[Stated goal] Check each line of the material. Copy those containing "this".

[Dataset records]
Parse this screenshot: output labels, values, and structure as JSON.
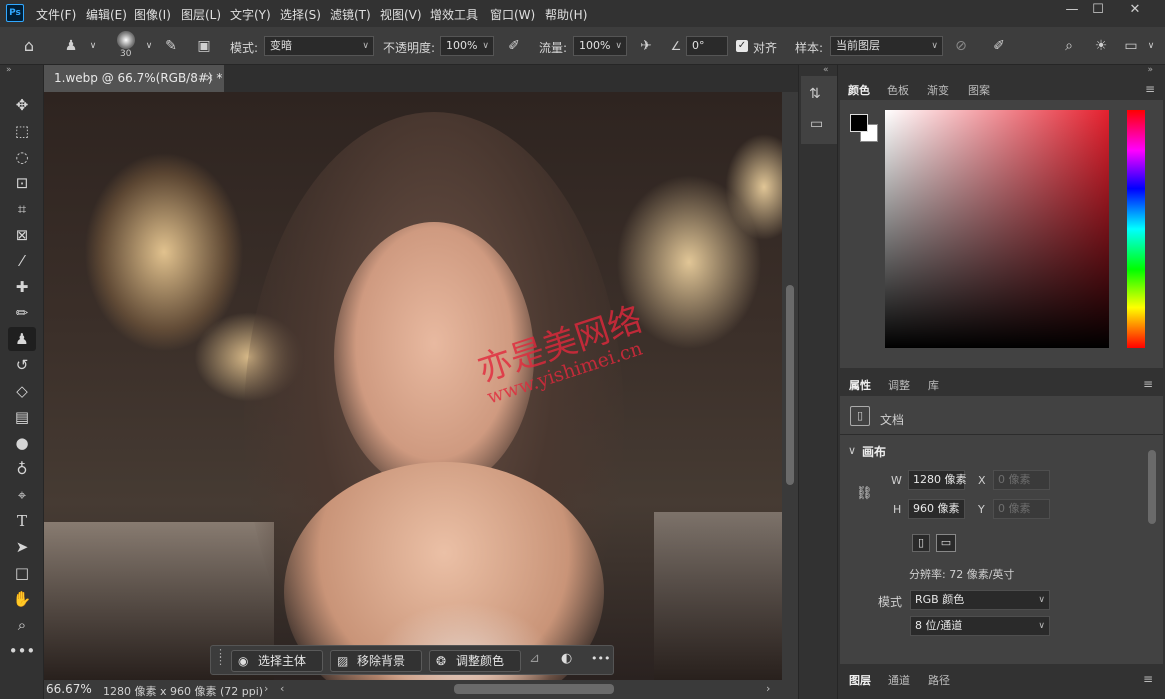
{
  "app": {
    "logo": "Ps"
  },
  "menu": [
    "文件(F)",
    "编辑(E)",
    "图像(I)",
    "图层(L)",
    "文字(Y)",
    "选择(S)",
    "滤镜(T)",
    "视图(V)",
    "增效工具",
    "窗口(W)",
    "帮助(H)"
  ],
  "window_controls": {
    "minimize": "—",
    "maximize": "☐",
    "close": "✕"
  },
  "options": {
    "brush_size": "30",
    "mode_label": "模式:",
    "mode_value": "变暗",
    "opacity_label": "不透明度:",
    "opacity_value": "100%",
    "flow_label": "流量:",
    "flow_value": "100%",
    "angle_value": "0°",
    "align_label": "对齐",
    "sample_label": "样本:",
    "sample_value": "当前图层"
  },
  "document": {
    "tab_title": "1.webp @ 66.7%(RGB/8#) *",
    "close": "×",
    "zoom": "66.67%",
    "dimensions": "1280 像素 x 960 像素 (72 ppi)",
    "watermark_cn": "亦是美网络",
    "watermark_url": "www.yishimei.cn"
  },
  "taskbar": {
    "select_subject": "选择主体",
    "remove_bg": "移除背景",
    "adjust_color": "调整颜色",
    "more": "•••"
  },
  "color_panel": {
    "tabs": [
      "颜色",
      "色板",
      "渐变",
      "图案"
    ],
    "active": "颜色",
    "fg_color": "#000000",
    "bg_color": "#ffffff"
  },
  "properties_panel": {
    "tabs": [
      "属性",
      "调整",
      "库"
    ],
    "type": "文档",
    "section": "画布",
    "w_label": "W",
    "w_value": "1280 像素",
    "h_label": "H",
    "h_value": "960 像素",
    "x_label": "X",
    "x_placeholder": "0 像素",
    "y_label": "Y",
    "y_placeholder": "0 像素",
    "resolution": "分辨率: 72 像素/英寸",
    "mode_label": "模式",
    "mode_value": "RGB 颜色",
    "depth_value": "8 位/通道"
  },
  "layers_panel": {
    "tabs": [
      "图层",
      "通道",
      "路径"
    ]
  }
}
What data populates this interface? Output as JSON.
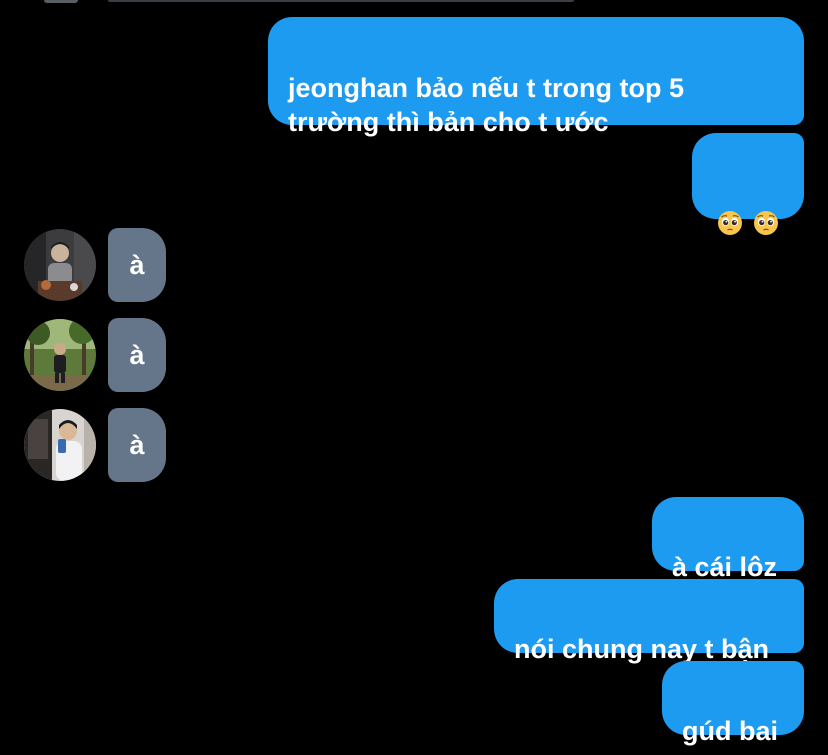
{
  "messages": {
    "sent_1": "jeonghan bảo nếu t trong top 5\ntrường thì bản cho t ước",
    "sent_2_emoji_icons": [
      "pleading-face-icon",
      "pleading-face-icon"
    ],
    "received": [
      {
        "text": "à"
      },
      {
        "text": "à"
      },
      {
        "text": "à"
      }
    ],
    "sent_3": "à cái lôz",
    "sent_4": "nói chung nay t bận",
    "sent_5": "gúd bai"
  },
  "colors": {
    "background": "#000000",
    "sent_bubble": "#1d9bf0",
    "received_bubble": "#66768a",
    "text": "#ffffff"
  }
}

[Solution to the exercise]
Parse this screenshot: output labels, values, and structure as JSON.
What data populates this interface? Output as JSON.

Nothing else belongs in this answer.